-- Start of Excerpted records --
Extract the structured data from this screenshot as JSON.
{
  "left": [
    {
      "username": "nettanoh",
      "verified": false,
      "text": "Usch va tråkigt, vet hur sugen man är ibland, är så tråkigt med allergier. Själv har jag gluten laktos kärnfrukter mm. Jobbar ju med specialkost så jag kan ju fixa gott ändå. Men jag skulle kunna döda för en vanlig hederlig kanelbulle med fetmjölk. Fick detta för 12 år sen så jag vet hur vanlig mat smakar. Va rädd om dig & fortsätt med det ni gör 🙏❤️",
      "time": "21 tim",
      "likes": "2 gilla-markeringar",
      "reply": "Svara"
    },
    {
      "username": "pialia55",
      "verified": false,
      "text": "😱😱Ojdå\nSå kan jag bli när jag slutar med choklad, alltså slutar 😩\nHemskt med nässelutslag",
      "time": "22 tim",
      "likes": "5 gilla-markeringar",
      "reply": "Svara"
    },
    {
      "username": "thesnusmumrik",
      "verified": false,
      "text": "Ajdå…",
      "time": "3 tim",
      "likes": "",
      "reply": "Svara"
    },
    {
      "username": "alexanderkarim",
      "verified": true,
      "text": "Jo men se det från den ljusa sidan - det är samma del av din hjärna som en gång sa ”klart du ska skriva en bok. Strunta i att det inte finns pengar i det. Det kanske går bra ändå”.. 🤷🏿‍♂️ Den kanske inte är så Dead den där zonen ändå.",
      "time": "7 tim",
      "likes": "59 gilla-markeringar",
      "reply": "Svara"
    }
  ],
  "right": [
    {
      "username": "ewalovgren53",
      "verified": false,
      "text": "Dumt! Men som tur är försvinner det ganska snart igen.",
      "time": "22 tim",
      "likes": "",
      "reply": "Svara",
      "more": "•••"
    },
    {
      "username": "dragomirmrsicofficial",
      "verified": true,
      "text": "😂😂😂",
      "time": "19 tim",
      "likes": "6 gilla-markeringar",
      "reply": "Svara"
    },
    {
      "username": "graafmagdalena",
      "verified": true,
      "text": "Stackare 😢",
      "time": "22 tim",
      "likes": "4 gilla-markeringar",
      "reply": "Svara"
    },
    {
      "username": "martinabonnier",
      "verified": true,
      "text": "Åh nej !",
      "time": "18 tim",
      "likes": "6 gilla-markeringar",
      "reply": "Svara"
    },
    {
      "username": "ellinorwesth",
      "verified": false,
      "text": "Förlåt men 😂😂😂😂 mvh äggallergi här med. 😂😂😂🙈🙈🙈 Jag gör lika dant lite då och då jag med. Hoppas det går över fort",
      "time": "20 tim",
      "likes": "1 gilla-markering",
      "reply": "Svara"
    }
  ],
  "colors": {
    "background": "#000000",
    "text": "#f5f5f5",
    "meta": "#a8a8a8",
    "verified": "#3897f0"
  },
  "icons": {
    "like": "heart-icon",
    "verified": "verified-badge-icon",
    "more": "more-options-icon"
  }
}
-- End of Excerpted records --
■ Goal ■
Copy all the records above exactly, missing none.

■ Output for this exercise ■
Extract the structured data from this screenshot as JSON.
{
  "left": [
    {
      "username": "nettanoh",
      "verified": false,
      "text": "Usch va tråkigt, vet hur sugen man är ibland, är så tråkigt med allergier. Själv har jag gluten laktos kärnfrukter mm. Jobbar ju med specialkost så jag kan ju fixa gott ändå. Men jag skulle kunna döda för en vanlig hederlig kanelbulle med fetmjölk. Fick detta för 12 år sen så jag vet hur vanlig mat smakar. Va rädd om dig & fortsätt med det ni gör 🙏❤️",
      "time": "21 tim",
      "likes": "2 gilla-markeringar",
      "reply": "Svara"
    },
    {
      "username": "pialia55",
      "verified": false,
      "text": "😱😱Ojdå\nSå kan jag bli när jag slutar med choklad, alltså slutar 😩\nHemskt med nässelutslag",
      "time": "22 tim",
      "likes": "5 gilla-markeringar",
      "reply": "Svara"
    },
    {
      "username": "thesnusmumrik",
      "verified": false,
      "text": "Ajdå…",
      "time": "3 tim",
      "likes": "",
      "reply": "Svara"
    },
    {
      "username": "alexanderkarim",
      "verified": true,
      "text": "Jo men se det från den ljusa sidan - det är samma del av din hjärna som en gång sa ”klart du ska skriva en bok. Strunta i att det inte finns pengar i det. Det kanske går bra ändå”.. 🤷🏿‍♂️ Den kanske inte är så Dead den där zonen ändå.",
      "time": "7 tim",
      "likes": "59 gilla-markeringar",
      "reply": "Svara"
    }
  ],
  "right": [
    {
      "username": "ewalovgren53",
      "verified": false,
      "text": "Dumt! Men som tur är försvinner det ganska snart igen.",
      "time": "22 tim",
      "likes": "",
      "reply": "Svara",
      "more": "•••"
    },
    {
      "username": "dragomirmrsicofficial",
      "verified": true,
      "text": "😂😂😂",
      "time": "19 tim",
      "likes": "6 gilla-markeringar",
      "reply": "Svara"
    },
    {
      "username": "graafmagdalena",
      "verified": true,
      "text": "Stackare 😢",
      "time": "22 tim",
      "likes": "4 gilla-markeringar",
      "reply": "Svara"
    },
    {
      "username": "martinabonnier",
      "verified": true,
      "text": "Åh nej !",
      "time": "18 tim",
      "likes": "6 gilla-markeringar",
      "reply": "Svara"
    },
    {
      "username": "ellinorwesth",
      "verified": false,
      "text": "Förlåt men 😂😂😂😂 mvh äggallergi här med. 😂😂😂🙈🙈🙈 Jag gör lika dant lite då och då jag med. Hoppas det går över fort",
      "time": "20 tim",
      "likes": "1 gilla-markering",
      "reply": "Svara"
    }
  ],
  "colors": {
    "background": "#000000",
    "text": "#f5f5f5",
    "meta": "#a8a8a8",
    "verified": "#3897f0"
  },
  "icons": {
    "like": "heart-icon",
    "verified": "verified-badge-icon",
    "more": "more-options-icon"
  }
}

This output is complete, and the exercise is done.